## begin Available data

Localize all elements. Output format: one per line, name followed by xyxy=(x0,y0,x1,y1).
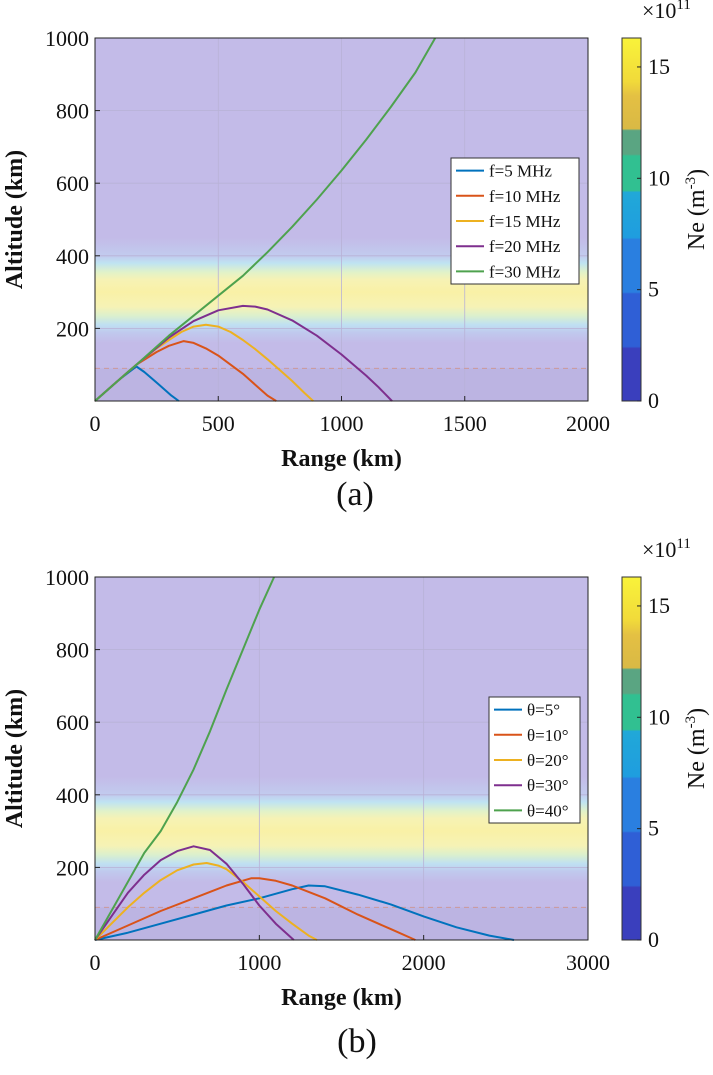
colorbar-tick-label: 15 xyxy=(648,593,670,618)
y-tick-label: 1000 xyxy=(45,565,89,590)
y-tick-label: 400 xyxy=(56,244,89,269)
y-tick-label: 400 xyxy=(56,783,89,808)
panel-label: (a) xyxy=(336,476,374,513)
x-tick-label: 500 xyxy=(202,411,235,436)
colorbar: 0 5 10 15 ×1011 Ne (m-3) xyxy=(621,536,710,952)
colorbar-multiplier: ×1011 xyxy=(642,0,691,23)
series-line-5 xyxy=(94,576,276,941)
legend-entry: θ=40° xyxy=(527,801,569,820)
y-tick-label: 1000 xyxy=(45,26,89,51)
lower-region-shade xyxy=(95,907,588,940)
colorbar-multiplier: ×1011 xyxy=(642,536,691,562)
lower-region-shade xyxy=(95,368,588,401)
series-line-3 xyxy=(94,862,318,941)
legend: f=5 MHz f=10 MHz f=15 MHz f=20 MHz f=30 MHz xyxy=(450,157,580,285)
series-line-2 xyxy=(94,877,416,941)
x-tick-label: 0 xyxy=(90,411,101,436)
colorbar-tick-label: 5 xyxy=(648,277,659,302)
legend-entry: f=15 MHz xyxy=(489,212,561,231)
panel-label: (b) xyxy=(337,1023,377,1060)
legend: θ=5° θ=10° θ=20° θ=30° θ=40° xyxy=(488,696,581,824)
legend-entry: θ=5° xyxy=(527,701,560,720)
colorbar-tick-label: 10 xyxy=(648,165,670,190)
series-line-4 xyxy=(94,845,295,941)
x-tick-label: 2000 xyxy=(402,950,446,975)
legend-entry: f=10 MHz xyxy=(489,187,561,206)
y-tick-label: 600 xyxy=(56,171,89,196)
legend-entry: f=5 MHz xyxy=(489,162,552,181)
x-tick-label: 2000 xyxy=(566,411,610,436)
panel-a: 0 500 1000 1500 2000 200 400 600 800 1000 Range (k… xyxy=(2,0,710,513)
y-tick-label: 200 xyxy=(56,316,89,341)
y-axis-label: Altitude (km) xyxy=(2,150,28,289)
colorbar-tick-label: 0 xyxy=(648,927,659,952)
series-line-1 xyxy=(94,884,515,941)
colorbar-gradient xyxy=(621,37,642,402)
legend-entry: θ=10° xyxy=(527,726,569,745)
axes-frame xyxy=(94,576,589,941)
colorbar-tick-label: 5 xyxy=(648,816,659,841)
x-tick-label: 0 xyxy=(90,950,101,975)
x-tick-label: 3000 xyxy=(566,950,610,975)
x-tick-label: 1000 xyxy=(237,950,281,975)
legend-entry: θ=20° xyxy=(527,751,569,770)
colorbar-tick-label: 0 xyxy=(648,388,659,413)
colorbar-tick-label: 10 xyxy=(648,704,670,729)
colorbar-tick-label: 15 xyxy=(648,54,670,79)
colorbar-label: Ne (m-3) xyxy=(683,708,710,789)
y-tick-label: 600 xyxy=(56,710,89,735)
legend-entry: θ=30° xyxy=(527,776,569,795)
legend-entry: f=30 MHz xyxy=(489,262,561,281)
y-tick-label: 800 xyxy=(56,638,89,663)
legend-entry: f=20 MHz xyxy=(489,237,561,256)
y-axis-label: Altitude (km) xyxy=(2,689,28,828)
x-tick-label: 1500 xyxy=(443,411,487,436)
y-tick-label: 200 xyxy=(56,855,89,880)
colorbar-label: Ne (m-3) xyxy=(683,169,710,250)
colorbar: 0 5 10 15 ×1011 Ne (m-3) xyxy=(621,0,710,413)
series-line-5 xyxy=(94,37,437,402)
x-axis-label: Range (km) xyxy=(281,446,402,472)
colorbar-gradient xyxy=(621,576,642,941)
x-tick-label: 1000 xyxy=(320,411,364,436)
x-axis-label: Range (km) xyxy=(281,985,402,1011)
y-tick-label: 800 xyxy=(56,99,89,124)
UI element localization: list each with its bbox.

## end Available data

◆ **Problem to solve**
Rewrite all of the material, changing every "Altitude (km)" to "Height (km)" and leaving everything else unchanged. Leave the pictures out.

◆ **The completed task**
Localize all elements. Output format: one per line, name followed by xyxy=(x0,y0,x1,y1).
colorbar-tick-label: 15 xyxy=(648,593,670,618)
y-tick-label: 1000 xyxy=(45,565,89,590)
y-tick-label: 400 xyxy=(56,244,89,269)
y-tick-label: 400 xyxy=(56,783,89,808)
panel-label: (a) xyxy=(336,476,374,513)
x-tick-label: 500 xyxy=(202,411,235,436)
colorbar: 0 5 10 15 ×1011 Ne (m-3) xyxy=(621,536,710,952)
colorbar-multiplier: ×1011 xyxy=(642,0,691,23)
series-line-5 xyxy=(94,576,276,941)
legend-entry: θ=40° xyxy=(527,801,569,820)
y-tick-label: 1000 xyxy=(45,26,89,51)
lower-region-shade xyxy=(95,907,588,940)
colorbar-multiplier: ×1011 xyxy=(642,536,691,562)
lower-region-shade xyxy=(95,368,588,401)
series-line-3 xyxy=(94,862,318,941)
legend: f=5 MHz f=10 MHz f=15 MHz f=20 MHz f=30 MHz xyxy=(450,157,580,285)
series-line-2 xyxy=(94,877,416,941)
x-tick-label: 0 xyxy=(90,411,101,436)
colorbar-tick-label: 5 xyxy=(648,277,659,302)
legend-entry: f=15 MHz xyxy=(489,212,561,231)
panel-label: (b) xyxy=(337,1023,377,1060)
legend: θ=5° θ=10° θ=20° θ=30° θ=40° xyxy=(488,696,581,824)
legend-entry: θ=5° xyxy=(527,701,560,720)
colorbar-tick-label: 10 xyxy=(648,165,670,190)
series-line-4 xyxy=(94,845,295,941)
x-tick-label: 2000 xyxy=(402,950,446,975)
legend-entry: f=10 MHz xyxy=(489,187,561,206)
y-tick-label: 600 xyxy=(56,171,89,196)
legend-entry: f=5 MHz xyxy=(489,162,552,181)
x-tick-label: 2000 xyxy=(566,411,610,436)
panel-a: 0 500 1000 1500 2000 200 400 600 800 1000 Range (k… xyxy=(2,0,710,513)
y-tick-label: 200 xyxy=(56,316,89,341)
y-axis-label: Height (km) xyxy=(2,150,28,289)
colorbar-tick-label: 0 xyxy=(648,927,659,952)
series-line-1 xyxy=(94,884,515,941)
colorbar-gradient xyxy=(621,37,642,402)
legend-entry: θ=10° xyxy=(527,726,569,745)
axes-frame xyxy=(94,576,589,941)
colorbar-tick-label: 5 xyxy=(648,816,659,841)
x-tick-label: 0 xyxy=(90,950,101,975)
x-tick-label: 3000 xyxy=(566,950,610,975)
x-tick-label: 1000 xyxy=(237,950,281,975)
legend-entry: θ=20° xyxy=(527,751,569,770)
colorbar-tick-label: 0 xyxy=(648,388,659,413)
colorbar-tick-label: 10 xyxy=(648,704,670,729)
colorbar-tick-label: 15 xyxy=(648,54,670,79)
colorbar-label: Ne (m-3) xyxy=(683,708,710,789)
y-tick-label: 600 xyxy=(56,710,89,735)
legend-entry: θ=30° xyxy=(527,776,569,795)
legend-entry: f=30 MHz xyxy=(489,262,561,281)
y-tick-label: 800 xyxy=(56,638,89,663)
legend-entry: f=20 MHz xyxy=(489,237,561,256)
y-axis-label: Height (km) xyxy=(2,689,28,828)
x-tick-label: 1500 xyxy=(443,411,487,436)
y-tick-label: 200 xyxy=(56,855,89,880)
colorbar-label: Ne (m-3) xyxy=(683,169,710,250)
colorbar: 0 5 10 15 ×1011 Ne (m-3) xyxy=(621,0,710,413)
series-line-5 xyxy=(94,37,437,402)
x-axis-label: Range (km) xyxy=(281,446,402,472)
colorbar-gradient xyxy=(621,576,642,941)
x-tick-label: 1000 xyxy=(320,411,364,436)
x-axis-label: Range (km) xyxy=(281,985,402,1011)
y-tick-label: 800 xyxy=(56,99,89,124)
UI element localization: list each with its bbox.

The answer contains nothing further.